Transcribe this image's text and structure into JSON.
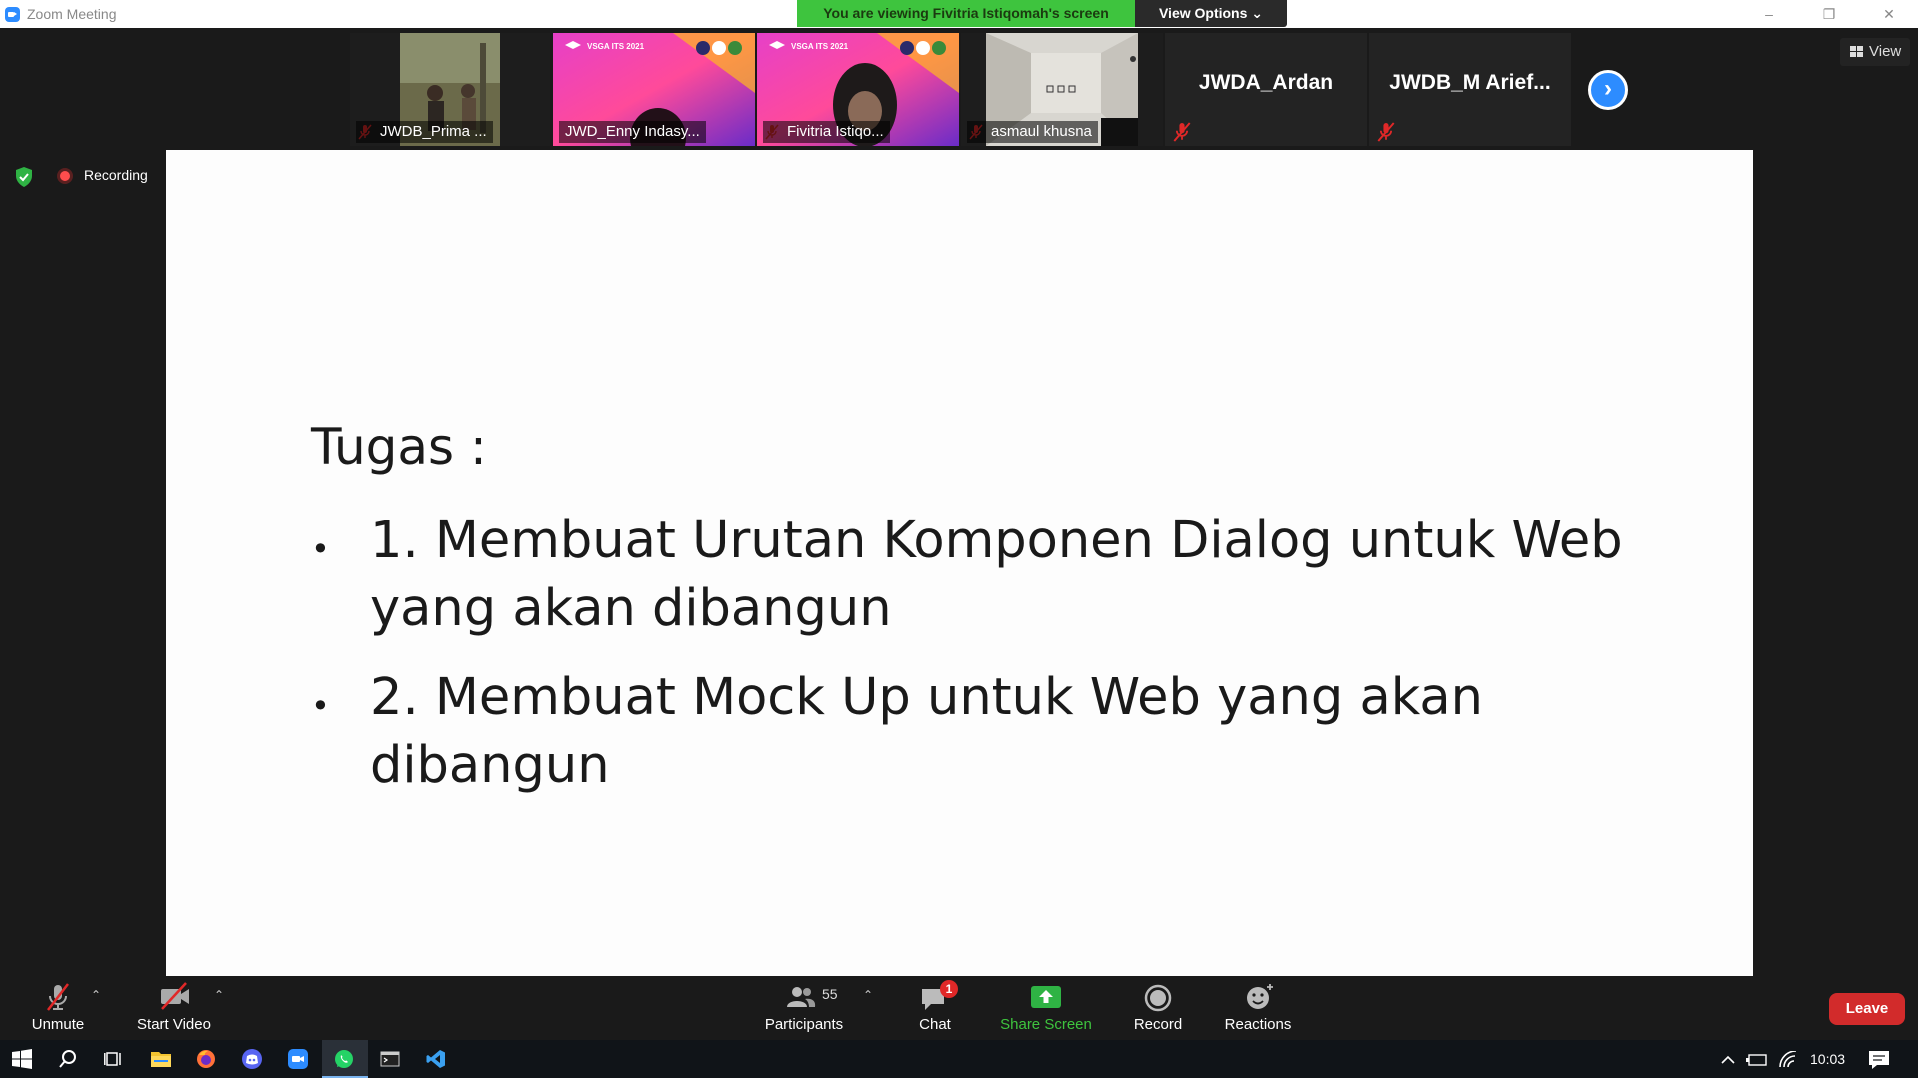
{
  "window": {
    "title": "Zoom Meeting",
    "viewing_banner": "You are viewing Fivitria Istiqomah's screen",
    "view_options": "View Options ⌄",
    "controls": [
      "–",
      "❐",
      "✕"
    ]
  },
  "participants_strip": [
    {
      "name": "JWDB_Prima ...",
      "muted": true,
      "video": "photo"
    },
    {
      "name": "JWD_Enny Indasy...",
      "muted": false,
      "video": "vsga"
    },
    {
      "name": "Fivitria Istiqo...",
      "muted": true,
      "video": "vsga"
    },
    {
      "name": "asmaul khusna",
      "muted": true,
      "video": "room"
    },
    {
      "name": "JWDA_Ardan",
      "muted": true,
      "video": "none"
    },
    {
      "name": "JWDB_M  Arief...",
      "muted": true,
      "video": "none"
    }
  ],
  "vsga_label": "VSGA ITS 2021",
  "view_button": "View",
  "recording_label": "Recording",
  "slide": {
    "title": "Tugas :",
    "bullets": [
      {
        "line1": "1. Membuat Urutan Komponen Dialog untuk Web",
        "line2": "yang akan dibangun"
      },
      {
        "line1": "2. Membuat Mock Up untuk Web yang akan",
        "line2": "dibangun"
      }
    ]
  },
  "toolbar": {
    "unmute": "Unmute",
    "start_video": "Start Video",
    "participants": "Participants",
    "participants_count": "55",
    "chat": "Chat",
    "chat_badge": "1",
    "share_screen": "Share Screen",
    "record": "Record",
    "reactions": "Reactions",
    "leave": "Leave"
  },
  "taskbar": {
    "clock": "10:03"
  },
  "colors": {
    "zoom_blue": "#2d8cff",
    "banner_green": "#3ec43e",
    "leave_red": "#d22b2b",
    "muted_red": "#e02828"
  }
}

▶ TASK REQUIREMENTS
Using the listing above, show every line that includes the string "dibangun".

▶ EXERCISE ANSWER
        "line2": "yang akan dibangun"
        "line2": "dibangun"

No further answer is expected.